Levantamentos da imprensa americana mostram que quase metade dos jogadores convocados para a seleção dos Estados Unidos possui raízes familiares em outros países. A composição da equipe reflete uma característica histórica da sociedade americana e ajuda a ilustrar a influência da imigração em diferentes áreas, do esporte ao ambiente de negócios.

Os números reforçam esse cenário. Atualmente, cerca de 16% da população dos Estados Unidos nasceu fora do país e aproximadamente 20% da força de trabalho é formada por imigrantes. No empreendedorismo, a participação também é expressiva: quase metade das empresas da Fortune 500 foi fundada por imigrantes ou filhos de imigrantes.

Para o advogado especialista em imigração Dr. Vinicius Bicalho, mestre pela University of Southern California (USC), a presença de profissionais estrangeiros sempre esteve associada ao crescimento econômico americano.

“A história dos Estados Unidos está diretamente ligada à capacidade de atrair talentos, profissionais qualificados, empreendedores e investidores de diferentes partes do mundo. Essa contribuição ajudou a impulsionar a inovação, a competitividade e o crescimento econômico do país ao longo de décadas”, afirma.

○ ○ ○

- Exercícios propostos -
[1] Responda, com base no texto sobre imigração nos Estados Unidos:
(a) Segundo levantamentos da imprensa americana, que parcela dos jogadores convocados para a seleção dos Estados Unidos tem raízes familiares em outros países?
(b) Que percentual aproximado da força de trabalho americana é formado por imigrantes?
(c) Por qual universidade o Dr. Vinicius Bicalho é mestre?
[2] Retome o texto sobre imigração nos Estados Unidos e escreva sua continuação a partir da última frase apresentada.
O material que vem a seguir não tem relação com o texto de estudo.

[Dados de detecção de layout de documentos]
○ ○ ○

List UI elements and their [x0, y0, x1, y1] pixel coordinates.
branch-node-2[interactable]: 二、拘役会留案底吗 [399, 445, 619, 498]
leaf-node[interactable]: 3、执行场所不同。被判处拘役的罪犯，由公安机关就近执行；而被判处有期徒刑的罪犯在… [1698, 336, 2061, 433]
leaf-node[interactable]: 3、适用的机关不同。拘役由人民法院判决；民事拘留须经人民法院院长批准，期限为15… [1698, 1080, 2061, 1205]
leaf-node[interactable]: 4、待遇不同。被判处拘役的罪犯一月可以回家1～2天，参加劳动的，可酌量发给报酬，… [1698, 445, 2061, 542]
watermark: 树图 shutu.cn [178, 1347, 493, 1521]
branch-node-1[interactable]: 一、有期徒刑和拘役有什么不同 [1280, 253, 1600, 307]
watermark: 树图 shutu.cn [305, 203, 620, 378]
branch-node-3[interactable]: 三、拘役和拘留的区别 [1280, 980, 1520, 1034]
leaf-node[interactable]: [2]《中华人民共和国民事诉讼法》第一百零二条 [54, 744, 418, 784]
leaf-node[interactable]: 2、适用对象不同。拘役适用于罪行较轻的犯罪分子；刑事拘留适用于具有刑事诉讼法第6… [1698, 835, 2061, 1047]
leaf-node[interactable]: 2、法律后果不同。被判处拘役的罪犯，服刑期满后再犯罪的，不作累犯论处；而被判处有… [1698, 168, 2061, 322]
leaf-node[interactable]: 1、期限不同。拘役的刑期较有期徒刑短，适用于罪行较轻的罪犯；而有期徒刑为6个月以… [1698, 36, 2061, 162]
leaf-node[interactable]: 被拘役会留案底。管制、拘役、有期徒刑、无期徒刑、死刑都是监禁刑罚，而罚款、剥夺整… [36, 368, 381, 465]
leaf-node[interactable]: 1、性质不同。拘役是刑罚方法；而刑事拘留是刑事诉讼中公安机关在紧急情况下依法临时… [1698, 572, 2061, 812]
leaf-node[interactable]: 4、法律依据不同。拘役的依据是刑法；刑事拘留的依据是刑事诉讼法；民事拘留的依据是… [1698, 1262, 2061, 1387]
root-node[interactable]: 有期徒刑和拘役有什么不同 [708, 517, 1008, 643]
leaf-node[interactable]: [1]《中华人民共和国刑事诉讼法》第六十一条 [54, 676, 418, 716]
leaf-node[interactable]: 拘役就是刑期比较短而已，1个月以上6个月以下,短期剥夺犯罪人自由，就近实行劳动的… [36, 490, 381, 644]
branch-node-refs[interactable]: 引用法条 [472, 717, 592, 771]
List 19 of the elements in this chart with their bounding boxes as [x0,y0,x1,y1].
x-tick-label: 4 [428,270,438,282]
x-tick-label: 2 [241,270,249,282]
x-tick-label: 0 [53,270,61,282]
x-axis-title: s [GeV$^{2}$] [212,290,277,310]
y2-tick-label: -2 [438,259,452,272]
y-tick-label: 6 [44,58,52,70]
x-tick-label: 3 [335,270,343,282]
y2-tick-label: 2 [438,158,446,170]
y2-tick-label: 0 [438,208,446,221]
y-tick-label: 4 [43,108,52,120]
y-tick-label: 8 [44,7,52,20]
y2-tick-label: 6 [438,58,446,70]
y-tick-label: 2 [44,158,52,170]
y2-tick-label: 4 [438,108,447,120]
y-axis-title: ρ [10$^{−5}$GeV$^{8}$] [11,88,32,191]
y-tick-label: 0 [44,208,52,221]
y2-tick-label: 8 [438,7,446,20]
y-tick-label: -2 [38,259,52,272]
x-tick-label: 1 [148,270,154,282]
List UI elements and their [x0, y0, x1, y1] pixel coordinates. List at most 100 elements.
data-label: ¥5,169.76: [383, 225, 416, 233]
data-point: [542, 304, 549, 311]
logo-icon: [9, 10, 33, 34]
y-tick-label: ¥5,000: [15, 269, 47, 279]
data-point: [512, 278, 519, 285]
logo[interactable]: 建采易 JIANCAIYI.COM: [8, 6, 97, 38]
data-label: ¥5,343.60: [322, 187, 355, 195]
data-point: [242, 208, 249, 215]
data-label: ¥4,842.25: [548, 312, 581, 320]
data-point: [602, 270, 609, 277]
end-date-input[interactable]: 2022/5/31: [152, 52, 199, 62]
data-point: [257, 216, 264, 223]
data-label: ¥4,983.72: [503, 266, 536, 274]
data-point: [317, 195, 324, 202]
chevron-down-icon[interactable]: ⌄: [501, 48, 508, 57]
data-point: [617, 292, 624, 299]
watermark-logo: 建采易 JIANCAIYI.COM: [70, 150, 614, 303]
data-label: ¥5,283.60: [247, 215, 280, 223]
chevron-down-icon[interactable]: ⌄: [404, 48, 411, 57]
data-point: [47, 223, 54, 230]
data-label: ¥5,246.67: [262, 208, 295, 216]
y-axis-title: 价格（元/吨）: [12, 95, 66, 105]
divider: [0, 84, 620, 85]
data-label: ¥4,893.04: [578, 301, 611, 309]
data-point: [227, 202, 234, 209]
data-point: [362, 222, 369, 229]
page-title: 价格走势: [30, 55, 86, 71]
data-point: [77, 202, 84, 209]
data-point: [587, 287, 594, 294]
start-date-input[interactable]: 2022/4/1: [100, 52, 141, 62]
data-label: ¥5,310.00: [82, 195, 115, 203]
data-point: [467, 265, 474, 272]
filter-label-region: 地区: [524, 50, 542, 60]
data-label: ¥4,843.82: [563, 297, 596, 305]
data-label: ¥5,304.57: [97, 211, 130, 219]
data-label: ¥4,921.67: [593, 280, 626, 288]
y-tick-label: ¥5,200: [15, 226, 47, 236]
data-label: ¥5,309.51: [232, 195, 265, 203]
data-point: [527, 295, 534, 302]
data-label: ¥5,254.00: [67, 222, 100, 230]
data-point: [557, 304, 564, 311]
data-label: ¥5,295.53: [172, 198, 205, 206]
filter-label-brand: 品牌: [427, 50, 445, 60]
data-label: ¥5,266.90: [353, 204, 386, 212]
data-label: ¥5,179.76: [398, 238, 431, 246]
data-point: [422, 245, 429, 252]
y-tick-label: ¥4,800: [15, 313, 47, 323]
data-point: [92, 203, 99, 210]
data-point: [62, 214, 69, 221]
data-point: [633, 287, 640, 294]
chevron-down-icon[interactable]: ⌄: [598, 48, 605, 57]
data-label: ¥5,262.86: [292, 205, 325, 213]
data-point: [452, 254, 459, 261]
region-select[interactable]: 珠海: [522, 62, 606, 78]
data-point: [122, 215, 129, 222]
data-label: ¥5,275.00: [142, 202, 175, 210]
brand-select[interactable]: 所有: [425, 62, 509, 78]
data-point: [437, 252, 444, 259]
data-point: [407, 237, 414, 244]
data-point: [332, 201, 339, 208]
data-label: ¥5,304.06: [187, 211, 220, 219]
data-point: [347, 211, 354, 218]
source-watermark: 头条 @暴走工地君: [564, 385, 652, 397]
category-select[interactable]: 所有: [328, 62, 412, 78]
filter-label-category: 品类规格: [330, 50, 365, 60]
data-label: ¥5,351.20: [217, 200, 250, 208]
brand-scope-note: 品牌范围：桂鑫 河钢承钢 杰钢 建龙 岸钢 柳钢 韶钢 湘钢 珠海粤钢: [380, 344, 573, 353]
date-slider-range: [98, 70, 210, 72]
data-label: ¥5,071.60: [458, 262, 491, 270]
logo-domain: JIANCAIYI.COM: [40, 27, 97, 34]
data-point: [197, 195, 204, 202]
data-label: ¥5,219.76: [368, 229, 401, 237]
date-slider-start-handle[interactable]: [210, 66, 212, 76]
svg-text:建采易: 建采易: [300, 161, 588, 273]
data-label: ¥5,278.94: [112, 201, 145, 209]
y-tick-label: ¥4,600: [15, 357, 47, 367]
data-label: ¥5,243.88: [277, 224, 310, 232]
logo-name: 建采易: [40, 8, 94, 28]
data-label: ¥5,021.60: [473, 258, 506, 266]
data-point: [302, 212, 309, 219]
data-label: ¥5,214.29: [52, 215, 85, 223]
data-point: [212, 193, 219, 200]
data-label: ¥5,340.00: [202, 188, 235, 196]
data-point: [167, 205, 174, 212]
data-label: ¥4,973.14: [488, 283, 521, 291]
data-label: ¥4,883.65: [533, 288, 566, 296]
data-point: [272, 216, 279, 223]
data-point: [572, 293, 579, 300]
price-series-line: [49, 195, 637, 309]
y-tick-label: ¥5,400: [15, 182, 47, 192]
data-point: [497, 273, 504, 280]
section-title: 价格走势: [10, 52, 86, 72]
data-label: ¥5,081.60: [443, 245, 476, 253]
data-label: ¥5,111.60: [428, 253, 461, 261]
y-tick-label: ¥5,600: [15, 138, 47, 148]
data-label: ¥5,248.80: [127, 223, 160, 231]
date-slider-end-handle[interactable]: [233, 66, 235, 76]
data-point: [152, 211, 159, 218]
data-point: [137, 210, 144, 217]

○ ○ ○

- Respostas -
[1]
(a) Quase metade dos jogadores convocados.
(b) Aproximadamente 20%.
(c) Pela University of Southern California (USC).

[2]
Embora o debate migratório frequentemente esteja associado às políticas de fronteira e segurança, especialistas defendem que a imigração legal continua sendo um dos fatores que fortalecem a economia americana, especialmente em setores como tecnologia, inovação, saúde, engenharia e empreendedorismo.

“Quando profissionais, empresários ou investidores chegam aos Estados Unidos por meio de processos legais e estruturados, eles não apenas buscam oportunidades individuais. Eles também geram empregos, estimulam a inovação e contribuem para o desenvolvimento de setores estratégicos da economia”, explica Bicalho.

Mais do que um retrato da diversidade americana, a seleção que disputa a Copa do Mundo simboliza uma característica que ultrapassa o esporte. A imigração faz parte da formação dos Estados Unidos e continua exercendo influência na capacidade do país de atrair talentos, criar empresas e manter sua competitividade em escala global.